## Aim of the exercise
Extract every line below that contains the word "screenshot".

begin Provided data

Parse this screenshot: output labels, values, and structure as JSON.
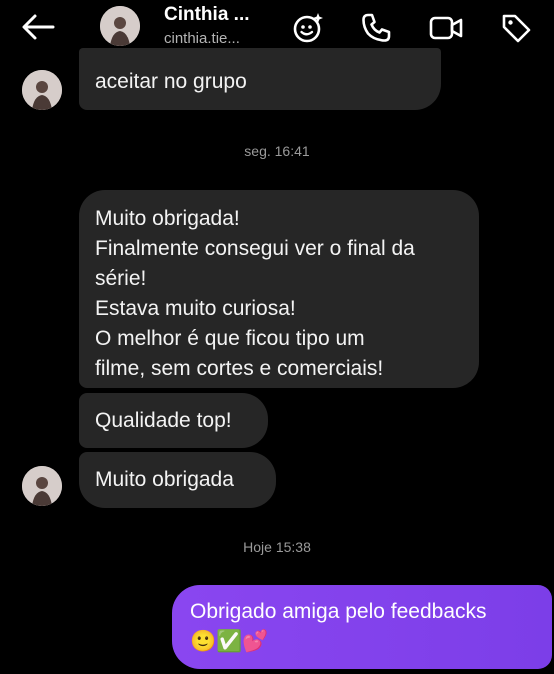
{
  "header": {
    "contact_name": "Cinthia ...",
    "contact_username": "cinthia.tie...",
    "icons": [
      "back-arrow-icon",
      "effects-icon",
      "phone-icon",
      "video-camera-icon",
      "tag-icon"
    ]
  },
  "messages": {
    "first_in": "aceitar no grupo",
    "timestamp_1": "seg. 16:41",
    "long_in": {
      "line1": "Muito obrigada!",
      "line2": "Finalmente consegui ver o final da",
      "line3": "série!",
      "line4": "Estava muito curiosa!",
      "line5": "O melhor é que ficou tipo um",
      "line6": "filme, sem cortes e comerciais!"
    },
    "quality_in": "Qualidade top!",
    "thanks_in": "Muito obrigada",
    "timestamp_2": "Hoje 15:38",
    "out": {
      "line1": "Obrigado amiga pelo feedbacks",
      "line2": "🙂✅💕"
    }
  },
  "colors": {
    "background": "#000000",
    "incoming_bubble": "#262626",
    "outgoing_bubble": "#8a46f0",
    "timestamp": "#9a9a9a"
  }
}
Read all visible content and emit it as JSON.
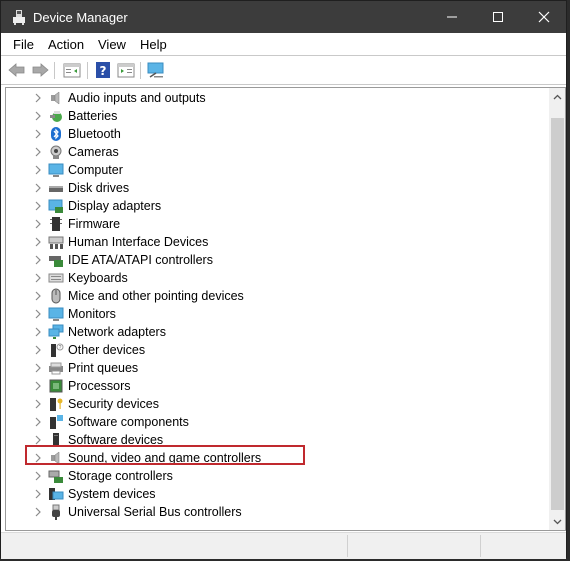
{
  "window": {
    "title": "Device Manager",
    "controls": {
      "minimize": "—",
      "maximize": "☐",
      "close": "✕"
    }
  },
  "menu": [
    "File",
    "Action",
    "View",
    "Help"
  ],
  "toolbar": {
    "buttons": [
      "back-arrow-icon",
      "forward-arrow-icon",
      "show-hide-console-tree-icon",
      "help-icon",
      "properties-icon",
      "scan-hardware-icon"
    ]
  },
  "tree": {
    "items": [
      {
        "label": "Audio inputs and outputs",
        "icon": "speaker-icon"
      },
      {
        "label": "Batteries",
        "icon": "battery-icon"
      },
      {
        "label": "Bluetooth",
        "icon": "bluetooth-icon"
      },
      {
        "label": "Cameras",
        "icon": "camera-icon"
      },
      {
        "label": "Computer",
        "icon": "computer-icon"
      },
      {
        "label": "Disk drives",
        "icon": "disk-drive-icon"
      },
      {
        "label": "Display adapters",
        "icon": "display-adapter-icon"
      },
      {
        "label": "Firmware",
        "icon": "firmware-chip-icon"
      },
      {
        "label": "Human Interface Devices",
        "icon": "hid-icon"
      },
      {
        "label": "IDE ATA/ATAPI controllers",
        "icon": "ide-controller-icon"
      },
      {
        "label": "Keyboards",
        "icon": "keyboard-icon"
      },
      {
        "label": "Mice and other pointing devices",
        "icon": "mouse-icon"
      },
      {
        "label": "Monitors",
        "icon": "monitor-icon"
      },
      {
        "label": "Network adapters",
        "icon": "network-icon"
      },
      {
        "label": "Other devices",
        "icon": "unknown-device-icon"
      },
      {
        "label": "Print queues",
        "icon": "printer-icon"
      },
      {
        "label": "Processors",
        "icon": "processor-icon"
      },
      {
        "label": "Security devices",
        "icon": "security-key-icon"
      },
      {
        "label": "Software components",
        "icon": "software-component-icon"
      },
      {
        "label": "Software devices",
        "icon": "software-device-icon"
      },
      {
        "label": "Sound, video and game controllers",
        "icon": "speaker-icon",
        "highlighted": true
      },
      {
        "label": "Storage controllers",
        "icon": "storage-controller-icon"
      },
      {
        "label": "System devices",
        "icon": "system-device-icon"
      },
      {
        "label": "Universal Serial Bus controllers",
        "icon": "usb-icon"
      }
    ]
  },
  "colors": {
    "titlebar": "#3c3c3c",
    "highlight_border": "#c0292e"
  }
}
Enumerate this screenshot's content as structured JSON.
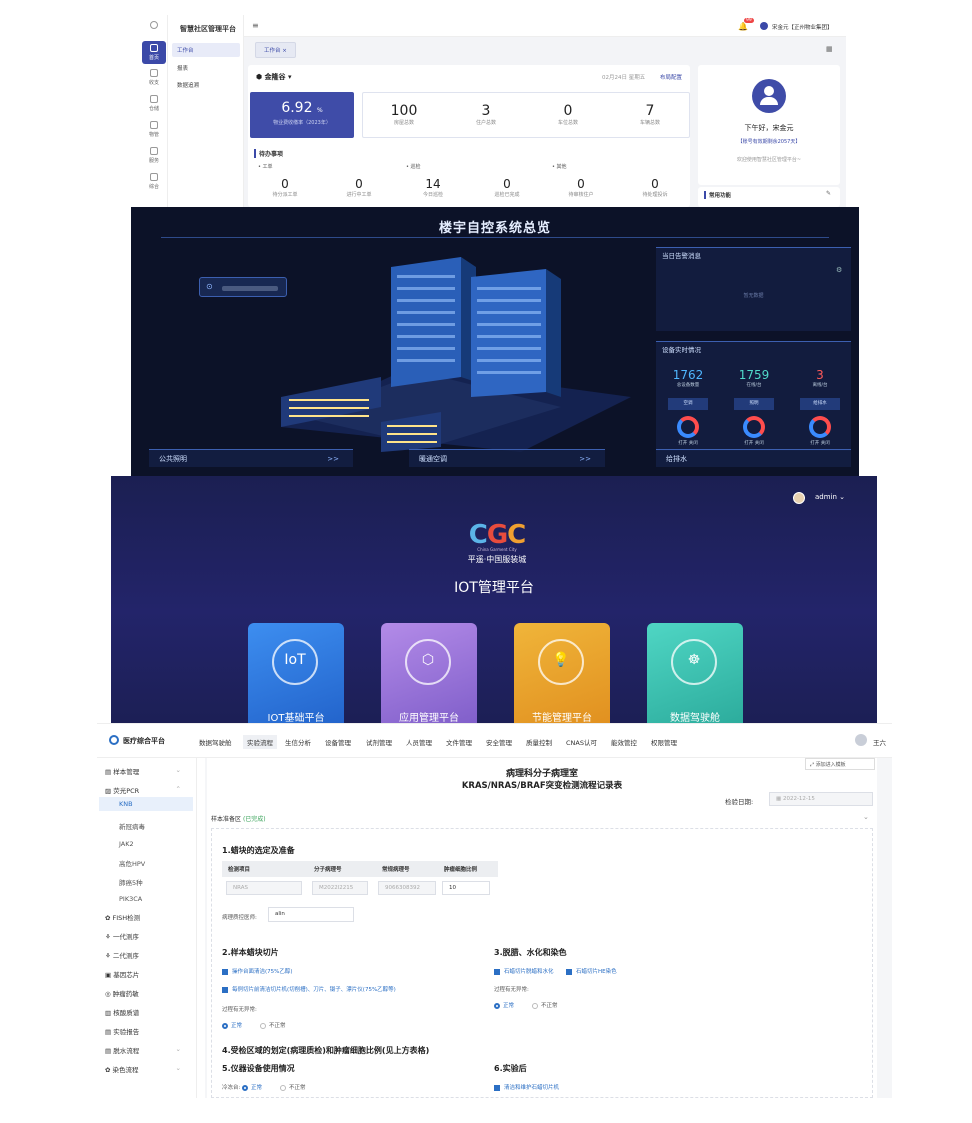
{
  "panel1": {
    "brand": "智慧社区管理平台",
    "rail": [
      "首页",
      "收支",
      "仓储",
      "物管",
      "服务",
      "综合"
    ],
    "menu": [
      "工作台",
      "报表",
      "数据追溯"
    ],
    "user": "宋金元【正州物业集团】",
    "badge": "99",
    "tab": "工作台 ×",
    "community": "金隆谷",
    "date": "02月24日 星期五",
    "link_config": "布局配置",
    "kpi_main_value": "6.92",
    "kpi_main_unit": "%",
    "kpi_main_label": "物业费收缴率（2023年）",
    "kpis": [
      {
        "value": "100",
        "label": "房屋总数"
      },
      {
        "value": "3",
        "label": "住户总数"
      },
      {
        "value": "0",
        "label": "车位总数"
      },
      {
        "value": "7",
        "label": "车辆总数"
      }
    ],
    "todo_title": "待办事项",
    "todo_groups": [
      "工单",
      "巡检",
      "其他"
    ],
    "todos": [
      {
        "value": "0",
        "label": "待分派工单"
      },
      {
        "value": "0",
        "label": "进行中工单"
      },
      {
        "value": "14",
        "label": "今日巡检"
      },
      {
        "value": "0",
        "label": "巡检已完成"
      },
      {
        "value": "0",
        "label": "待审核住户"
      },
      {
        "value": "0",
        "label": "待处理投诉"
      }
    ],
    "greet": "下午好，宋金元",
    "expire": "【账号有效期剩余2057天】",
    "welcome": "欢迎使用智慧社区管理平台~",
    "common": "常用功能"
  },
  "panel2": {
    "title": "楼宇自控系统总览",
    "alert_title": "当日告警消息",
    "alert_empty": "暂无数据",
    "device_title": "设备实时情况",
    "stats": [
      {
        "value": "1762",
        "label": "总设备数量",
        "color": "#4fb6ff"
      },
      {
        "value": "1759",
        "label": "在线/台",
        "color": "#4fd9c9"
      },
      {
        "value": "3",
        "label": "离线/台",
        "color": "#ff5a5a"
      }
    ],
    "buttons": [
      "空调",
      "照明",
      "给排水"
    ],
    "donut_legend": "打开 关闭",
    "bottom": [
      "公共照明",
      "暖通空调",
      "给排水"
    ]
  },
  "panel3": {
    "user": "admin",
    "logo": "CGC",
    "logo_sub": "China Garment City",
    "logo_cn": "平遥·中国服装城",
    "title": "IOT管理平台",
    "tiles": [
      {
        "label": "IOT基础平台",
        "icon": "IoT",
        "c1": "#3d8ef0",
        "c2": "#2161c9"
      },
      {
        "label": "应用管理平台",
        "icon": "⬡",
        "c1": "#b38be8",
        "c2": "#7d5cc8"
      },
      {
        "label": "节能管理平台",
        "icon": "💡",
        "c1": "#f0b53a",
        "c2": "#e08e1e"
      },
      {
        "label": "数据驾驶舱",
        "icon": "☸",
        "c1": "#4fd6c4",
        "c2": "#2aa99a"
      }
    ]
  },
  "panel4": {
    "app": "医疗综合平台",
    "nav": [
      "数据驾驶舱",
      "实验流程",
      "生信分析",
      "设备管理",
      "试剂管理",
      "人员管理",
      "文件管理",
      "安全管理",
      "质量控制",
      "CNAS认可",
      "能效管控",
      "权限管理"
    ],
    "user": "王六",
    "side": [
      "样本管理",
      "荧光PCR",
      "KNB",
      "新冠病毒",
      "JAK2",
      "高危HPV",
      "肺癌5种",
      "PIK3CA",
      "FISH检测",
      "一代测序",
      "二代测序",
      "基因芯片",
      "肿瘤药敏",
      "核酸质谱",
      "实验报告",
      "脱水流程",
      "染色流程"
    ],
    "lab": "病理科分子病理室",
    "form_title": "KRAS/NRAS/BRAF突变检测流程记录表",
    "date_label": "检验日期:",
    "date_value": "2022-12-15",
    "corner": "添加进入模板",
    "prep": "样本准备区",
    "prep_status": "(已完成)",
    "s1": "1.蜡块的选定及准备",
    "cols": [
      "检测项目",
      "分子病理号",
      "常规病理号",
      "肿瘤细胞比例"
    ],
    "row": [
      "NRAS",
      "M2022l2215",
      "9066308392",
      "10"
    ],
    "doctor_label": "病理质控医师:",
    "doctor": "alin",
    "s2": "2.样本蜡块切片",
    "s2a": "操作台面清洁(75%乙醇)",
    "s2b": "每例切片前清洁切片机(切削槽)、刀片、镊子、漂片仪(75%乙醇等)",
    "abn": "过程有无异常:",
    "normal": "正常",
    "abnormal": "不正常",
    "s3": "3.脱腊、水化和染色",
    "s3a": "石蜡切片脱蜡和水化",
    "s3b": "石蜡切片HE染色",
    "s4": "4.受检区域的划定(病理质检)和肿瘤细胞比例(见上方表格)",
    "s5": "5.仪器设备使用情况",
    "s5a": "冷冻台:",
    "s6": "6.实验后",
    "s6a": "清洁和维护石蜡切片机"
  }
}
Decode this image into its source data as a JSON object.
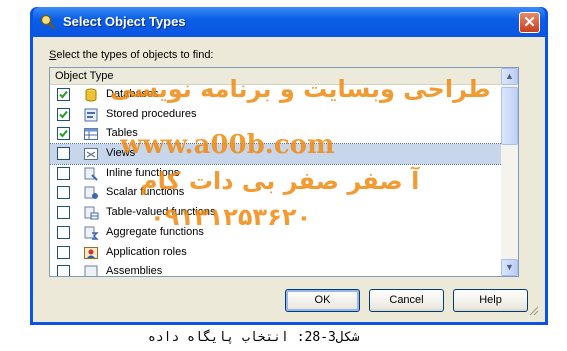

end Provided data

## Problem solution
Parse this screenshot: output labels, values, and structure as JSON.
Enumerate this screenshot's content as structured JSON.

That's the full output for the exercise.